**Document segment**

_ _ _ _ _

Question

A bead of mass $m$ can slide without friction on a fixed circular horizontal ring of radius $3R$ having centre at the point $C$. The bead is attached to one of the ends of spring of spring constant $k$. Natural length of spring is $R$ and the other end of the spring is fixed at point $O$ as shown in figure. Bead is released from position $A$, what will be kinetic energy of the bead when it reaches at point $B$?

• A. $\frac{25}{2}k{R}^2$
• B. $\frac{9}{2}k{R}^2$
• C. $8k{R}^2$
• D. $12k{R}^2$

Answer 1

The correct option is C $8k{R}^2$

Given,
mass of bead $=m$
radius of circular horizontal ring $=3R$
natural length of spring $=R$
According to conservation law of energy,
$K{E}_i+P{E}_i=K{E}_f+P{E}_f$
$\Rightarrow 0+\frac{1}{2}k[OA-R{]}^2=K{E}_f+\frac{1}{2}k[OB-R{]}^2$
$\Rightarrow \frac{1}{2}-k[5R-R{]}^2=K{E}_f+\frac{1}{2}k[R-R{]}^2$
$\Rightarrow K{E}_f=8k{R}^2$.

_ _ _ _ _

**Entries provided**

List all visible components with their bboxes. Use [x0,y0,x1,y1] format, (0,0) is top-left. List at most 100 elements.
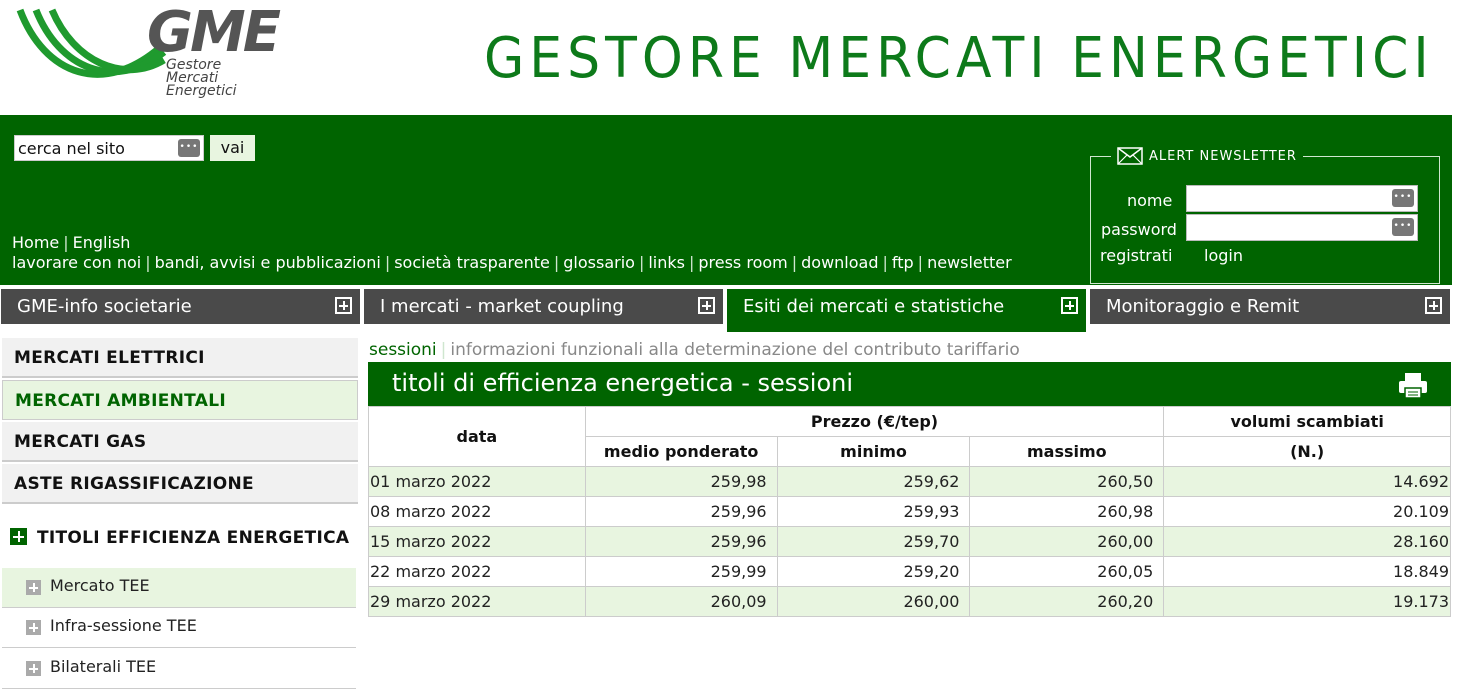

_ _ _ _ _

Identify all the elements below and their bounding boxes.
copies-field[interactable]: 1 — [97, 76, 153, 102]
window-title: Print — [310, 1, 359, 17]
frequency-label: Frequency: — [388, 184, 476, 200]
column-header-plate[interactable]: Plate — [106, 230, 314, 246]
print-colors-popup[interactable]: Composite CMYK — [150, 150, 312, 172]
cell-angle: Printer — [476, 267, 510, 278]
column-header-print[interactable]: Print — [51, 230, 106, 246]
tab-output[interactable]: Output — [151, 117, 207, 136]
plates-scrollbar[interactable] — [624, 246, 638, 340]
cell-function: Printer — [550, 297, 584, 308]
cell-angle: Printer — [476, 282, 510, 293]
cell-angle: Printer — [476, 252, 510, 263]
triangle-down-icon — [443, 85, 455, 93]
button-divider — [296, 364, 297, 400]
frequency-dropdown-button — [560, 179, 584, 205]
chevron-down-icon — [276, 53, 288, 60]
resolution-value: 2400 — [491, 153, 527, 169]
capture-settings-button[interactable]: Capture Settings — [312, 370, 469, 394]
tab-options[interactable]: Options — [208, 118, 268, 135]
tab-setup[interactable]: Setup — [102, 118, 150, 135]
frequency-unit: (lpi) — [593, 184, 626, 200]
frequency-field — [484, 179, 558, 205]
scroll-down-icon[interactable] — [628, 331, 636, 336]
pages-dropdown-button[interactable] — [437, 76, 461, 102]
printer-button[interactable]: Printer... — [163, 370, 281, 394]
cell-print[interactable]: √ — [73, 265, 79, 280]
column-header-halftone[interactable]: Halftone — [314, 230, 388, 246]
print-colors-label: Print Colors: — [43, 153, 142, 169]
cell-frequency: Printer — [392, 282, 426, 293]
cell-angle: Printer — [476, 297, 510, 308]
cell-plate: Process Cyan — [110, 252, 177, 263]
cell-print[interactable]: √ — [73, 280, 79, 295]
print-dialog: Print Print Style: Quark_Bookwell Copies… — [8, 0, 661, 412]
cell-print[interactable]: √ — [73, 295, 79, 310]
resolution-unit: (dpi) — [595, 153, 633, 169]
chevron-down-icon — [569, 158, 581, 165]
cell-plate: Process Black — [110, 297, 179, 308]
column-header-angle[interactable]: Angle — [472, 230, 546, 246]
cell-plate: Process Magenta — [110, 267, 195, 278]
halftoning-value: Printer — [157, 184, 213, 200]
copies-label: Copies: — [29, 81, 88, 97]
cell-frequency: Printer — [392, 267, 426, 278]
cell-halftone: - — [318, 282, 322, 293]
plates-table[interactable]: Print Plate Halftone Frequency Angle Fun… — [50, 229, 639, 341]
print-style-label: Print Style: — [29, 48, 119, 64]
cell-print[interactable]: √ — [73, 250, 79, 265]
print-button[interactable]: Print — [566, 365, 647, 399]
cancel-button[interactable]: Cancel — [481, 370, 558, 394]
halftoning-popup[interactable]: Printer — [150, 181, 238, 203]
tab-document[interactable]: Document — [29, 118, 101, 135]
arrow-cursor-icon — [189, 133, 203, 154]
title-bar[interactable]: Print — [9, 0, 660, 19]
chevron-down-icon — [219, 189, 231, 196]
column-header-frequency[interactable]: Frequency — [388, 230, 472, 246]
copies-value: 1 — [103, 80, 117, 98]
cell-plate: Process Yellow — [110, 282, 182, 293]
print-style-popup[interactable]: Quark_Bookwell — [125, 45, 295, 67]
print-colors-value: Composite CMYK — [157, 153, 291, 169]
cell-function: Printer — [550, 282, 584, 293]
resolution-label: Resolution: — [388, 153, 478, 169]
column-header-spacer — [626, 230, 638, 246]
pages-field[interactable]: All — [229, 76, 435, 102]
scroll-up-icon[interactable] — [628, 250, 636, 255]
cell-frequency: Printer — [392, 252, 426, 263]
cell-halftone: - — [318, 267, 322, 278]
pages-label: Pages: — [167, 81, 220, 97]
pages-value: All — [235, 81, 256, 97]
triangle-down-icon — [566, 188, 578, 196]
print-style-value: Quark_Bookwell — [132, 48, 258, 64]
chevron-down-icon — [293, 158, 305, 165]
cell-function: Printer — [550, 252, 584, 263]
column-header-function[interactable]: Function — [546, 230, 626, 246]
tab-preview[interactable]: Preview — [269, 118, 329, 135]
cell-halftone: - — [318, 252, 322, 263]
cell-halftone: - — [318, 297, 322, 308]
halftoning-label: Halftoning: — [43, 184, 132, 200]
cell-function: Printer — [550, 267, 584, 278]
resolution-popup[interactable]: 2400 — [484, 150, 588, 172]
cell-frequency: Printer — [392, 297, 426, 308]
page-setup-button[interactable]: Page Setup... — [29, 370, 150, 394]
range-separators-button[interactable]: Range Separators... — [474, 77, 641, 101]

_ _ _ _ _

**To do**
1) According to the bead problem, what is the radius of the fixed circular horizontal ring?
2) Reproduce verbatim the stretch of the bead problem from "A bead of mass" through "at point $B$?".
The items are not required for any of the work that follows.

**Results for each task**
1) The ring has a radius of $3R$.

2)
A bead of mass $m$ can slide without friction on a fixed circular horizontal ring of radius $3R$ having centre at the point $C$. The bead is attached to one of the ends of spring of spring constant $k$. Natural length of spring is $R$ and the other end of the spring is fixed at point $O$ as shown in figure. Bead is released from position $A$, what will be kinetic energy of the bead when it reaches at point $B$?